| WHAT YOU HAVE TO DO |
From the entries below, copy out every line with "this" in it.

| DATA EXCERPTS |
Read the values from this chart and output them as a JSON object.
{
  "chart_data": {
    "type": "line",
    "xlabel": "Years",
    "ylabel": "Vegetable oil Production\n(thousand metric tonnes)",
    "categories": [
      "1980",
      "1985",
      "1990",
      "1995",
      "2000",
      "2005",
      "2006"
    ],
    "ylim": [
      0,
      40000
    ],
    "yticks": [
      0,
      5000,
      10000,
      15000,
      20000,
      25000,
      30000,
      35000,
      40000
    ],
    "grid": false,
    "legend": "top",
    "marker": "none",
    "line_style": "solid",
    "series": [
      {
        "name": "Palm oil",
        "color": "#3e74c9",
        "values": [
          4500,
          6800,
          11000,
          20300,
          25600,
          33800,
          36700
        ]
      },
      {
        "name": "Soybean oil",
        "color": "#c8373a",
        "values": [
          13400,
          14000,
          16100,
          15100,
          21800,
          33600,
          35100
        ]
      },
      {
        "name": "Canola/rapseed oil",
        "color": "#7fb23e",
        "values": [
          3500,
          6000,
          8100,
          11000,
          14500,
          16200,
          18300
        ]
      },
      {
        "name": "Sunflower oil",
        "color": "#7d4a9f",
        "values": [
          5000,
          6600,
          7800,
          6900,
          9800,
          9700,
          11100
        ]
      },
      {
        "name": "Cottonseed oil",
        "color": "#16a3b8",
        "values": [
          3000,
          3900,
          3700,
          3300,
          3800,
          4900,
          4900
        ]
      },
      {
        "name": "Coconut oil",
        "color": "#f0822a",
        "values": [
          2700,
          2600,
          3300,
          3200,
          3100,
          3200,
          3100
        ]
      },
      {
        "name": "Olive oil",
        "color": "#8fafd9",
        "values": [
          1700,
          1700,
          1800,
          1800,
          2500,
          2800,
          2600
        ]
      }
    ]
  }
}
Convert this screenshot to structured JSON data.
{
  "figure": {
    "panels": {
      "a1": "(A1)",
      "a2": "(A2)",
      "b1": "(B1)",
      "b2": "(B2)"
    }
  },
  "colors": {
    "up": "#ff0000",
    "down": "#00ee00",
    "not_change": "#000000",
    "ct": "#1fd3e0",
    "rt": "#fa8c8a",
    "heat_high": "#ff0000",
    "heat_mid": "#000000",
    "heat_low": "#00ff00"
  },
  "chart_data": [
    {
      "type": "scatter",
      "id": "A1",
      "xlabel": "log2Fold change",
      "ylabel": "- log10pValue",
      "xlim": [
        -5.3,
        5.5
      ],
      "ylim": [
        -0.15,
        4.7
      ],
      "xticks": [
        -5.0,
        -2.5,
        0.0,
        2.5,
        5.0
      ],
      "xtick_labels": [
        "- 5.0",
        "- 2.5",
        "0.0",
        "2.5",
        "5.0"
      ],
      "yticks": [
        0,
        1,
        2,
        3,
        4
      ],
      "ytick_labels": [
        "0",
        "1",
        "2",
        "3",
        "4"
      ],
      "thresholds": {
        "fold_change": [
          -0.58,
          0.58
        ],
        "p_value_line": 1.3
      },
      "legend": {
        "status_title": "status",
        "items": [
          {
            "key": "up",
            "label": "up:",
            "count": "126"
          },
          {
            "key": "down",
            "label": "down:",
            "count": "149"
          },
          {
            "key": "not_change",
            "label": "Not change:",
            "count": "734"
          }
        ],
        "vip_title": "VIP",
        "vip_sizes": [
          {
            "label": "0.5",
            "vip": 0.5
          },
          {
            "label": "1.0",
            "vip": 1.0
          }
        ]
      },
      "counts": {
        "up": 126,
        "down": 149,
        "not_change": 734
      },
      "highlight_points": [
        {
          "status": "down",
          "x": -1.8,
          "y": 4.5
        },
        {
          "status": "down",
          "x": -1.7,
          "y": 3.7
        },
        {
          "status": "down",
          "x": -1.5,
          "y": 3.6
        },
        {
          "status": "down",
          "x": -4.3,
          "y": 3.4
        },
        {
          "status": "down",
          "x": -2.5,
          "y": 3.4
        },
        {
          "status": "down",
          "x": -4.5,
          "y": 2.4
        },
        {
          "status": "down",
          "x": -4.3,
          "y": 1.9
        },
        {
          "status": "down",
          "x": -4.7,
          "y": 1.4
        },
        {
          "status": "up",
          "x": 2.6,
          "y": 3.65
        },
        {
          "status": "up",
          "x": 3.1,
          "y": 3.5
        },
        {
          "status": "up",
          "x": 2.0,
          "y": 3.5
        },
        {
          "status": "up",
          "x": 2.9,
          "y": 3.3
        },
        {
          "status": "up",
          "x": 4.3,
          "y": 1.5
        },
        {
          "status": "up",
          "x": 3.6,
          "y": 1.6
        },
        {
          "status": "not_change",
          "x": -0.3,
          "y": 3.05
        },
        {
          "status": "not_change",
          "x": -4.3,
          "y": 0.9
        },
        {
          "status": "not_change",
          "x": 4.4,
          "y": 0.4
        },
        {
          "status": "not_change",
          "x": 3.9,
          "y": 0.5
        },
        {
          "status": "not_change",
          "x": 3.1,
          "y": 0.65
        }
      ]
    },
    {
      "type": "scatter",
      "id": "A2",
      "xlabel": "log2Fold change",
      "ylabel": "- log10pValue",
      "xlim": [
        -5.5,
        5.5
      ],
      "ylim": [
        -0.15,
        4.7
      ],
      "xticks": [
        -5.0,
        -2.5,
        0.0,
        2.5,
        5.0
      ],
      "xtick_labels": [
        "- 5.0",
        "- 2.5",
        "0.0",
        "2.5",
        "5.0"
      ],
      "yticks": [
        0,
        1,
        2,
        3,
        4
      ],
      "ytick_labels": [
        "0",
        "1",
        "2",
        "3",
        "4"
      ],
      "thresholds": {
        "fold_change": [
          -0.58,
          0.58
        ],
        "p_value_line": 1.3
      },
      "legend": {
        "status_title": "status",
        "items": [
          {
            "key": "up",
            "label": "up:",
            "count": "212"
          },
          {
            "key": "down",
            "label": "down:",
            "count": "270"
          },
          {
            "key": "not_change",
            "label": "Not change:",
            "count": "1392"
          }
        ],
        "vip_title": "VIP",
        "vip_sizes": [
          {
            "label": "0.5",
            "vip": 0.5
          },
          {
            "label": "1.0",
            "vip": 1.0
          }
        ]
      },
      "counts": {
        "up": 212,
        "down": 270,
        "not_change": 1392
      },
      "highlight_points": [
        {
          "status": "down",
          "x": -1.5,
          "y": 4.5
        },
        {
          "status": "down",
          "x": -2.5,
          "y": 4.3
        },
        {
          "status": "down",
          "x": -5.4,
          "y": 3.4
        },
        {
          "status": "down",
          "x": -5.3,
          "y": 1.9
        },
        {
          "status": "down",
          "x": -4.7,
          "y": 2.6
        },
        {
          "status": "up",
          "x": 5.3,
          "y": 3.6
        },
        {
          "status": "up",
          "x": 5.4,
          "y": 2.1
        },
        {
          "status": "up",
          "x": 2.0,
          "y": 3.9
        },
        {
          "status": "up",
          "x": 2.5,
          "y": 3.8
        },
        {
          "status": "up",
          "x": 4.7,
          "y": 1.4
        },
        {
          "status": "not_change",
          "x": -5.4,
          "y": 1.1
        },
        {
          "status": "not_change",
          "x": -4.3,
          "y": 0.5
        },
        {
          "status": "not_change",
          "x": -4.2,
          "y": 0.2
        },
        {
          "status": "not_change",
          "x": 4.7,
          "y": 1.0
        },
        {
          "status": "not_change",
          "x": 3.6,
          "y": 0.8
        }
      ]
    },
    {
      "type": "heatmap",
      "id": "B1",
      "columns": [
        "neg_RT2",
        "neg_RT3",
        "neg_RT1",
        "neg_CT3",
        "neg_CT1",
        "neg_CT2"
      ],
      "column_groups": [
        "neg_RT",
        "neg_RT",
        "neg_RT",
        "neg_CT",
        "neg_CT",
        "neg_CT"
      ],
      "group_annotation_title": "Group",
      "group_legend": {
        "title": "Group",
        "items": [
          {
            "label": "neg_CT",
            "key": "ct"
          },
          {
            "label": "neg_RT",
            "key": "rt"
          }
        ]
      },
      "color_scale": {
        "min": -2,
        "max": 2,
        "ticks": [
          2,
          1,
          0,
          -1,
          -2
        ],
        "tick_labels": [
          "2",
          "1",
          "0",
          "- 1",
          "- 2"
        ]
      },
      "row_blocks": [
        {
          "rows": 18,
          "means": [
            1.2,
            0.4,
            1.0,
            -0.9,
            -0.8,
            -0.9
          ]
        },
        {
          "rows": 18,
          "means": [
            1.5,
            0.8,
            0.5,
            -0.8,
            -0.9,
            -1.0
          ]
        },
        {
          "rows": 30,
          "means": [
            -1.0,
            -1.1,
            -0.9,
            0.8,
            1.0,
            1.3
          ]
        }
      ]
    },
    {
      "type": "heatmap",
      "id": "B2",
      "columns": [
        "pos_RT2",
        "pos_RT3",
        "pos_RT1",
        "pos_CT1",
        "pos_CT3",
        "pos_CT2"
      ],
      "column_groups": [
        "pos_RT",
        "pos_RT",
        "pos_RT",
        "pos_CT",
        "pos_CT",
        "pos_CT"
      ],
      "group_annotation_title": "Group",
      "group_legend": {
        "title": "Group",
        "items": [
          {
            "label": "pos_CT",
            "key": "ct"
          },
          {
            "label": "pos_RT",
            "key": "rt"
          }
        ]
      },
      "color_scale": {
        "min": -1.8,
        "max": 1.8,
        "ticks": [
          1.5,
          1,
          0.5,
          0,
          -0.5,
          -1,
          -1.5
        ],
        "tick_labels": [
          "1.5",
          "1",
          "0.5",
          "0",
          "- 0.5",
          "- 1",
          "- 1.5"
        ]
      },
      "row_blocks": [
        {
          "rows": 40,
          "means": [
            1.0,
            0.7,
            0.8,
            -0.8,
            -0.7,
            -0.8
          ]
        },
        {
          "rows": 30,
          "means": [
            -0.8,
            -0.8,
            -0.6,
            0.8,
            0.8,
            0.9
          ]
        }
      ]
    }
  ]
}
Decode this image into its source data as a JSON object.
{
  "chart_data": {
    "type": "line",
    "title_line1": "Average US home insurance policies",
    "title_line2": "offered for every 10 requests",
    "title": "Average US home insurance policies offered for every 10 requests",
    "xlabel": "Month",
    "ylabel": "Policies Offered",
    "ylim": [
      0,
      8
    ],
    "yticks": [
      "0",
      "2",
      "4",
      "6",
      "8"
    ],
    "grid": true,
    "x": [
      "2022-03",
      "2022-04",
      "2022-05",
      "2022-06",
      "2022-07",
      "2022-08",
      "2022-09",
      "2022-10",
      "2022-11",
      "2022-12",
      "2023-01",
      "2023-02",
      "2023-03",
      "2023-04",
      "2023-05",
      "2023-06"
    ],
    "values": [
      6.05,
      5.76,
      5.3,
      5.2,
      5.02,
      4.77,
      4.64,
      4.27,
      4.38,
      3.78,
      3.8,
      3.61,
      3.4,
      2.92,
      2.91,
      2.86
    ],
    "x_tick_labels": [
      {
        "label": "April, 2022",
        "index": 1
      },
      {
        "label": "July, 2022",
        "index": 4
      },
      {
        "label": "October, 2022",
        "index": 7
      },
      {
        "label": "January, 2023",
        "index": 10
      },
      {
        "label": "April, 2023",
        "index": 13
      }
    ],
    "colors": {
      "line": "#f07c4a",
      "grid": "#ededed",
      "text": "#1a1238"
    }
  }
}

| ANSWER BELOW |
Read the values from this chart and output them as a JSON object.
Convert this screenshot to structured JSON data.
Decode this image into its source data as a JSON object.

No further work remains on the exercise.